## [Exercise brief]
Copy all the material below, exactly as it stands.

## [Figure record listings]

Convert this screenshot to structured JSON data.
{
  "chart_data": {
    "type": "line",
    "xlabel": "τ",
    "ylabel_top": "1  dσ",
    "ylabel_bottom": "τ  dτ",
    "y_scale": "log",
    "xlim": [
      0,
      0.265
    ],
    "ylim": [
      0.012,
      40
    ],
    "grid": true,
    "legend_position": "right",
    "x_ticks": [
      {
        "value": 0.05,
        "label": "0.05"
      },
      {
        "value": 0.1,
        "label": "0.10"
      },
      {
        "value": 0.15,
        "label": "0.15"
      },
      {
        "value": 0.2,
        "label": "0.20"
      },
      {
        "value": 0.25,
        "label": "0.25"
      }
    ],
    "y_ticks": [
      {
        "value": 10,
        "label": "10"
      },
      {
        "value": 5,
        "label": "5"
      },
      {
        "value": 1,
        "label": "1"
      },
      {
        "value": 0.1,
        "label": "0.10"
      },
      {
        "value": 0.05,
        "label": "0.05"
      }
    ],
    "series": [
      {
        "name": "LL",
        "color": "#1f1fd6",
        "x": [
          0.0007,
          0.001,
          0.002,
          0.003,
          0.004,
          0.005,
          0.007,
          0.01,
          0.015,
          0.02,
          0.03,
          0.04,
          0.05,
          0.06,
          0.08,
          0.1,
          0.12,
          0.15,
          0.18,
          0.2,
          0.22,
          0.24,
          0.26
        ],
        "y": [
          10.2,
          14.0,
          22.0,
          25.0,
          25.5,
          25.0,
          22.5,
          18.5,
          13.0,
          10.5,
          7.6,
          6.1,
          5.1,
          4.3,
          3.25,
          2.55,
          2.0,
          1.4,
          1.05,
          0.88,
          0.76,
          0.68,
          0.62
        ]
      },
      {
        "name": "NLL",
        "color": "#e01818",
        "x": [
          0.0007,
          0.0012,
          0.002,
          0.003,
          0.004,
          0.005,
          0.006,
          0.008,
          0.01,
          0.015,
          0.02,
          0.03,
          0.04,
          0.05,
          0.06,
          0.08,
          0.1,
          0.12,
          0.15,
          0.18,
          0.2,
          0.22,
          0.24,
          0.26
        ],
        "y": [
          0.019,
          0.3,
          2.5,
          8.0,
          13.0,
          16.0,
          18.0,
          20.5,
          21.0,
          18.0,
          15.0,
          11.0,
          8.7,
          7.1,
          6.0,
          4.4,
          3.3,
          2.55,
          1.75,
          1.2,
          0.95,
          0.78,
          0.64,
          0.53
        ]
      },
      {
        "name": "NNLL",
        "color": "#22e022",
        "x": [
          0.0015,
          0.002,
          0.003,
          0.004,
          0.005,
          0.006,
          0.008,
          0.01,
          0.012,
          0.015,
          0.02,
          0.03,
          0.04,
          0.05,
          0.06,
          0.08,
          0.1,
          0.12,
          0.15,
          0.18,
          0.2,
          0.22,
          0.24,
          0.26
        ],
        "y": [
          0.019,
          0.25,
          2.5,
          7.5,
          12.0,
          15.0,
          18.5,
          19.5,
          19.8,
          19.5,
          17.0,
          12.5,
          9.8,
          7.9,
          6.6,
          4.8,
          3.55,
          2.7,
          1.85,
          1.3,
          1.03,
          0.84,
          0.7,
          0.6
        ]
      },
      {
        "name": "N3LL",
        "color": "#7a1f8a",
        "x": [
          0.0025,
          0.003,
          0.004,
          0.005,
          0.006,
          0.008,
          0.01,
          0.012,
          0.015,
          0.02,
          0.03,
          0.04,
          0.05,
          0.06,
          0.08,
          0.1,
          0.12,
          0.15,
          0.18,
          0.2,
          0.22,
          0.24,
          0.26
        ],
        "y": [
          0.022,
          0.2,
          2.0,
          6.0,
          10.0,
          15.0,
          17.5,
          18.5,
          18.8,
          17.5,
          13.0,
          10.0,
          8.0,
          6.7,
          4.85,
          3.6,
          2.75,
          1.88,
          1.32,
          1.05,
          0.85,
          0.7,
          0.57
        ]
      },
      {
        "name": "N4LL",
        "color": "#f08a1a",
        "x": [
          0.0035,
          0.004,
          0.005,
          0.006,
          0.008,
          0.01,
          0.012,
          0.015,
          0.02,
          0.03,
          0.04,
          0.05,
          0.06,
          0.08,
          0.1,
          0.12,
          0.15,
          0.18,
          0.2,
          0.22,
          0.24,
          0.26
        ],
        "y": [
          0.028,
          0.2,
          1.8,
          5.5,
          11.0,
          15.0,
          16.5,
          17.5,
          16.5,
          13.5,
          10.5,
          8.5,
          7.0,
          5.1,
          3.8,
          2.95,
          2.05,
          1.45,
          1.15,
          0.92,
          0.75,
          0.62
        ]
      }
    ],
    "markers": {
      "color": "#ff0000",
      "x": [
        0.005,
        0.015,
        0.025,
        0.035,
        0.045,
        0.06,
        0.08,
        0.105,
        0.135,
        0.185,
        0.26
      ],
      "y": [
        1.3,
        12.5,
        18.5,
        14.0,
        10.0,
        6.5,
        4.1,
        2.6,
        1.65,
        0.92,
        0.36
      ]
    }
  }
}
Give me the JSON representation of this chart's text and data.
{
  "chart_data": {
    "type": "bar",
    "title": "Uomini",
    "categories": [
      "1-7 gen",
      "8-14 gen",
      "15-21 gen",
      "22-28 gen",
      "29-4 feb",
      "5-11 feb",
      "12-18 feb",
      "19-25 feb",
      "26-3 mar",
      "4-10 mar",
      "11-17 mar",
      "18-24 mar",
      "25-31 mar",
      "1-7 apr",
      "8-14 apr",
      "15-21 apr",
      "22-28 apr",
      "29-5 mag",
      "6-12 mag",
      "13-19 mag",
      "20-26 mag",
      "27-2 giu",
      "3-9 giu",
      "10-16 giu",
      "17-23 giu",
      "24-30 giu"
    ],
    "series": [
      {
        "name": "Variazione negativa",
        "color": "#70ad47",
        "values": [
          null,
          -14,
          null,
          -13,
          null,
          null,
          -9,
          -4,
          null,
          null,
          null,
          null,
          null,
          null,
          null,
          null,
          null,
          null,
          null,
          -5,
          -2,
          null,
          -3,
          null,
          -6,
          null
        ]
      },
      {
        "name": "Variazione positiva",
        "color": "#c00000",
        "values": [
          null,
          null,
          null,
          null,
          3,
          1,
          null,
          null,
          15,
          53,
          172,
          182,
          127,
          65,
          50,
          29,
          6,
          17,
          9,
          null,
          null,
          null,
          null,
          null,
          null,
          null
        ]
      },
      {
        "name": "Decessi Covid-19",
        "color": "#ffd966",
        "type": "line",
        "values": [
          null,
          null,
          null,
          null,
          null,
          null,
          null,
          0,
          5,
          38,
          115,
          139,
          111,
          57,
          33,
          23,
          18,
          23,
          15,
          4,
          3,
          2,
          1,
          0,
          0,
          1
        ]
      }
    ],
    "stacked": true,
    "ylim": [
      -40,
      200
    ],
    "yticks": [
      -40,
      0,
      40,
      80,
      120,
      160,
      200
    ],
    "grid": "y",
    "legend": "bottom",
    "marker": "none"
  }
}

## [Finished answer]
Convert this screenshot to structured JSON data.
{
  "chart_data": {
    "type": "line",
    "xlabel": "τ",
    "ylabel_top": "1  dσ",
    "ylabel_bottom": "τ  dτ",
    "y_scale": "log",
    "xlim": [
      0,
      0.265
    ],
    "ylim": [
      0.012,
      40
    ],
    "grid": true,
    "legend_position": "right",
    "x_ticks": [
      {
        "value": 0.05,
        "label": "0.05"
      },
      {
        "value": 0.1,
        "label": "0.10"
      },
      {
        "value": 0.15,
        "label": "0.15"
      },
      {
        "value": 0.2,
        "label": "0.20"
      },
      {
        "value": 0.25,
        "label": "0.25"
      }
    ],
    "y_ticks": [
      {
        "value": 10,
        "label": "10"
      },
      {
        "value": 5,
        "label": "5"
      },
      {
        "value": 1,
        "label": "1"
      },
      {
        "value": 0.1,
        "label": "0.10"
      },
      {
        "value": 0.05,
        "label": "0.05"
      }
    ],
    "series": [
      {
        "name": "LL",
        "color": "#1f1fd6",
        "x": [
          0.0007,
          0.001,
          0.002,
          0.003,
          0.004,
          0.005,
          0.007,
          0.01,
          0.015,
          0.02,
          0.03,
          0.04,
          0.05,
          0.06,
          0.08,
          0.1,
          0.12,
          0.15,
          0.18,
          0.2,
          0.22,
          0.24,
          0.26
        ],
        "y": [
          10.2,
          14.0,
          22.0,
          25.0,
          25.5,
          25.0,
          22.5,
          18.5,
          13.0,
          10.5,
          7.6,
          6.1,
          5.1,
          4.3,
          3.25,
          2.55,
          2.0,
          1.4,
          1.05,
          0.88,
          0.76,
          0.68,
          0.62
        ]
      },
      {
        "name": "NLL",
        "color": "#e01818",
        "x": [
          0.0007,
          0.0012,
          0.002,
          0.003,
          0.004,
          0.005,
          0.006,
          0.008,
          0.01,
          0.015,
          0.02,
          0.03,
          0.04,
          0.05,
          0.06,
          0.08,
          0.1,
          0.12,
          0.15,
          0.18,
          0.2,
          0.22,
          0.24,
          0.26
        ],
        "y": [
          0.019,
          0.3,
          2.5,
          8.0,
          13.0,
          16.0,
          18.0,
          20.5,
          21.0,
          18.0,
          15.0,
          11.0,
          8.7,
          7.1,
          6.0,
          4.4,
          3.3,
          2.55,
          1.75,
          1.2,
          0.95,
          0.78,
          0.64,
          0.53
        ]
      },
      {
        "name": "NNLL",
        "color": "#22e022",
        "x": [
          0.0015,
          0.002,
          0.003,
          0.004,
          0.005,
          0.006,
          0.008,
          0.01,
          0.012,
          0.015,
          0.02,
          0.03,
          0.04,
          0.05,
          0.06,
          0.08,
          0.1,
          0.12,
          0.15,
          0.18,
          0.2,
          0.22,
          0.24,
          0.26
        ],
        "y": [
          0.019,
          0.25,
          2.5,
          7.5,
          12.0,
          15.0,
          18.5,
          19.5,
          19.8,
          19.5,
          17.0,
          12.5,
          9.8,
          7.9,
          6.6,
          4.8,
          3.55,
          2.7,
          1.85,
          1.3,
          1.03,
          0.84,
          0.7,
          0.6
        ]
      },
      {
        "name": "N3LL",
        "color": "#7a1f8a",
        "x": [
          0.0025,
          0.003,
          0.004,
          0.005,
          0.006,
          0.008,
          0.01,
          0.012,
          0.015,
          0.02,
          0.03,
          0.04,
          0.05,
          0.06,
          0.08,
          0.1,
          0.12,
          0.15,
          0.18,
          0.2,
          0.22,
          0.24,
          0.26
        ],
        "y": [
          0.022,
          0.2,
          2.0,
          6.0,
          10.0,
          15.0,
          17.5,
          18.5,
          18.8,
          17.5,
          13.0,
          10.0,
          8.0,
          6.7,
          4.85,
          3.6,
          2.75,
          1.88,
          1.32,
          1.05,
          0.85,
          0.7,
          0.57
        ]
      },
      {
        "name": "N4LL",
        "color": "#f08a1a",
        "x": [
          0.0035,
          0.004,
          0.005,
          0.006,
          0.008,
          0.01,
          0.012,
          0.015,
          0.02,
          0.03,
          0.04,
          0.05,
          0.06,
          0.08,
          0.1,
          0.12,
          0.15,
          0.18,
          0.2,
          0.22,
          0.24,
          0.26
        ],
        "y": [
          0.028,
          0.2,
          1.8,
          5.5,
          11.0,
          15.0,
          16.5,
          17.5,
          16.5,
          13.5,
          10.5,
          8.5,
          7.0,
          5.1,
          3.8,
          2.95,
          2.05,
          1.45,
          1.15,
          0.92,
          0.75,
          0.62
        ]
      }
    ],
    "markers": {
      "color": "#ff0000",
      "x": [
        0.005,
        0.015,
        0.025,
        0.035,
        0.045,
        0.06,
        0.08,
        0.105,
        0.135,
        0.185,
        0.26
      ],
      "y": [
        1.3,
        12.5,
        18.5,
        14.0,
        10.0,
        6.5,
        4.1,
        2.6,
        1.65,
        0.92,
        0.36
      ]
    }
  }
}
Give me the JSON representation of this chart's text and data.
{
  "chart_data": {
    "type": "bar",
    "title": "Uomini",
    "categories": [
      "1-7 gen",
      "8-14 gen",
      "15-21 gen",
      "22-28 gen",
      "29-4 feb",
      "5-11 feb",
      "12-18 feb",
      "19-25 feb",
      "26-3 mar",
      "4-10 mar",
      "11-17 mar",
      "18-24 mar",
      "25-31 mar",
      "1-7 apr",
      "8-14 apr",
      "15-21 apr",
      "22-28 apr",
      "29-5 mag",
      "6-12 mag",
      "13-19 mag",
      "20-26 mag",
      "27-2 giu",
      "3-9 giu",
      "10-16 giu",
      "17-23 giu",
      "24-30 giu"
    ],
    "series": [
      {
        "name": "Variazione negativa",
        "color": "#70ad47",
        "values": [
          null,
          -14,
          null,
          -13,
          null,
          null,
          -9,
          -4,
          null,
          null,
          null,
          null,
          null,
          null,
          null,
          null,
          null,
          null,
          null,
          -5,
          -2,
          null,
          -3,
          null,
          -6,
          null
        ]
      },
      {
        "name": "Variazione positiva",
        "color": "#c00000",
        "values": [
          null,
          null,
          null,
          null,
          3,
          1,
          null,
          null,
          15,
          53,
          172,
          182,
          127,
          65,
          50,
          29,
          6,
          17,
          9,
          null,
          null,
          null,
          null,
          null,
          null,
          null
        ]
      },
      {
        "name": "Decessi Covid-19",
        "color": "#ffd966",
        "type": "line",
        "values": [
          null,
          null,
          null,
          null,
          null,
          null,
          null,
          0,
          5,
          38,
          115,
          139,
          111,
          57,
          33,
          23,
          18,
          23,
          15,
          4,
          3,
          2,
          1,
          0,
          0,
          1
        ]
      }
    ],
    "stacked": true,
    "ylim": [
      -40,
      200
    ],
    "yticks": [
      -40,
      0,
      40,
      80,
      120,
      160,
      200
    ],
    "grid": "y",
    "legend": "bottom",
    "marker": "none"
  }
}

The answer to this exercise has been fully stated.